— begin Dataset extract —

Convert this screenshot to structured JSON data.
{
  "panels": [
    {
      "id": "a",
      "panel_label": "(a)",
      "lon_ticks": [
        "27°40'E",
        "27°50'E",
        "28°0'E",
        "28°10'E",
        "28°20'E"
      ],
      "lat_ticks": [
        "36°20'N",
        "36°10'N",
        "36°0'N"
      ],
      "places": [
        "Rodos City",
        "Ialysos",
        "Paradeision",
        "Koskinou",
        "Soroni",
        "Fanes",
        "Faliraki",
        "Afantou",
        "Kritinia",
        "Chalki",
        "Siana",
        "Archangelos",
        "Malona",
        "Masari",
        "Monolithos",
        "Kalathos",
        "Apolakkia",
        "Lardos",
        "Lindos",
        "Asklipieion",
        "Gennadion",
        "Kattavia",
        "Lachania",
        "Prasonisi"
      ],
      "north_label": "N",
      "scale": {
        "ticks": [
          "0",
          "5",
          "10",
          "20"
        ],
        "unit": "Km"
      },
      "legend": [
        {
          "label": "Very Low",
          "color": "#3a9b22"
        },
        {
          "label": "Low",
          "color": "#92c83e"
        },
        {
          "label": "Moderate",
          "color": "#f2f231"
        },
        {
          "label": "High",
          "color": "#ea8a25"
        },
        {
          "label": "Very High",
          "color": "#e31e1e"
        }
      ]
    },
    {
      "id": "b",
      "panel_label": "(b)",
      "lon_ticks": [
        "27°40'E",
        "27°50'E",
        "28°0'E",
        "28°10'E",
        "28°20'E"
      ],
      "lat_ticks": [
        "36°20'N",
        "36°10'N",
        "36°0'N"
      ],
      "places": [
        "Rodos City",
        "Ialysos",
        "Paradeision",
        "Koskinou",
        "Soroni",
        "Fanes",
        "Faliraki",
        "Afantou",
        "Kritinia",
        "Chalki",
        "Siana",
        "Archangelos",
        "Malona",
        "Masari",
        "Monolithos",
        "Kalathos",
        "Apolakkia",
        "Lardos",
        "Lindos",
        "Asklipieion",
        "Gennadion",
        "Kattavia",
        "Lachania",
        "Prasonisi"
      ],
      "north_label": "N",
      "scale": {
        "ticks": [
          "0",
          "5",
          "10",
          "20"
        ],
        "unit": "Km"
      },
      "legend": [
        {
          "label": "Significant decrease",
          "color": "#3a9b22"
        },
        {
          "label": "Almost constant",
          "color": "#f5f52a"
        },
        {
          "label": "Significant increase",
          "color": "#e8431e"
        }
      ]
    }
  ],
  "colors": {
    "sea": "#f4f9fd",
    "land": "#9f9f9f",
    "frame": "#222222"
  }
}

— end Dataset extract —

--- What you are asked to do ---
Reproduce the listing above word for word.

--- Response ---
Convert this screenshot to structured JSON data.
{
  "panels": [
    {
      "id": "a",
      "panel_label": "(a)",
      "lon_ticks": [
        "27°40'E",
        "27°50'E",
        "28°0'E",
        "28°10'E",
        "28°20'E"
      ],
      "lat_ticks": [
        "36°20'N",
        "36°10'N",
        "36°0'N"
      ],
      "places": [
        "Rodos City",
        "Ialysos",
        "Paradeision",
        "Koskinou",
        "Soroni",
        "Fanes",
        "Faliraki",
        "Afantou",
        "Kritinia",
        "Chalki",
        "Siana",
        "Archangelos",
        "Malona",
        "Masari",
        "Monolithos",
        "Kalathos",
        "Apolakkia",
        "Lardos",
        "Lindos",
        "Asklipieion",
        "Gennadion",
        "Kattavia",
        "Lachania",
        "Prasonisi"
      ],
      "north_label": "N",
      "scale": {
        "ticks": [
          "0",
          "5",
          "10",
          "20"
        ],
        "unit": "Km"
      },
      "legend": [
        {
          "label": "Very Low",
          "color": "#3a9b22"
        },
        {
          "label": "Low",
          "color": "#92c83e"
        },
        {
          "label": "Moderate",
          "color": "#f2f231"
        },
        {
          "label": "High",
          "color": "#ea8a25"
        },
        {
          "label": "Very High",
          "color": "#e31e1e"
        }
      ]
    },
    {
      "id": "b",
      "panel_label": "(b)",
      "lon_ticks": [
        "27°40'E",
        "27°50'E",
        "28°0'E",
        "28°10'E",
        "28°20'E"
      ],
      "lat_ticks": [
        "36°20'N",
        "36°10'N",
        "36°0'N"
      ],
      "places": [
        "Rodos City",
        "Ialysos",
        "Paradeision",
        "Koskinou",
        "Soroni",
        "Fanes",
        "Faliraki",
        "Afantou",
        "Kritinia",
        "Chalki",
        "Siana",
        "Archangelos",
        "Malona",
        "Masari",
        "Monolithos",
        "Kalathos",
        "Apolakkia",
        "Lardos",
        "Lindos",
        "Asklipieion",
        "Gennadion",
        "Kattavia",
        "Lachania",
        "Prasonisi"
      ],
      "north_label": "N",
      "scale": {
        "ticks": [
          "0",
          "5",
          "10",
          "20"
        ],
        "unit": "Km"
      },
      "legend": [
        {
          "label": "Significant decrease",
          "color": "#3a9b22"
        },
        {
          "label": "Almost constant",
          "color": "#f5f52a"
        },
        {
          "label": "Significant increase",
          "color": "#e8431e"
        }
      ]
    }
  ],
  "colors": {
    "sea": "#f4f9fd",
    "land": "#9f9f9f",
    "frame": "#222222"
  }
}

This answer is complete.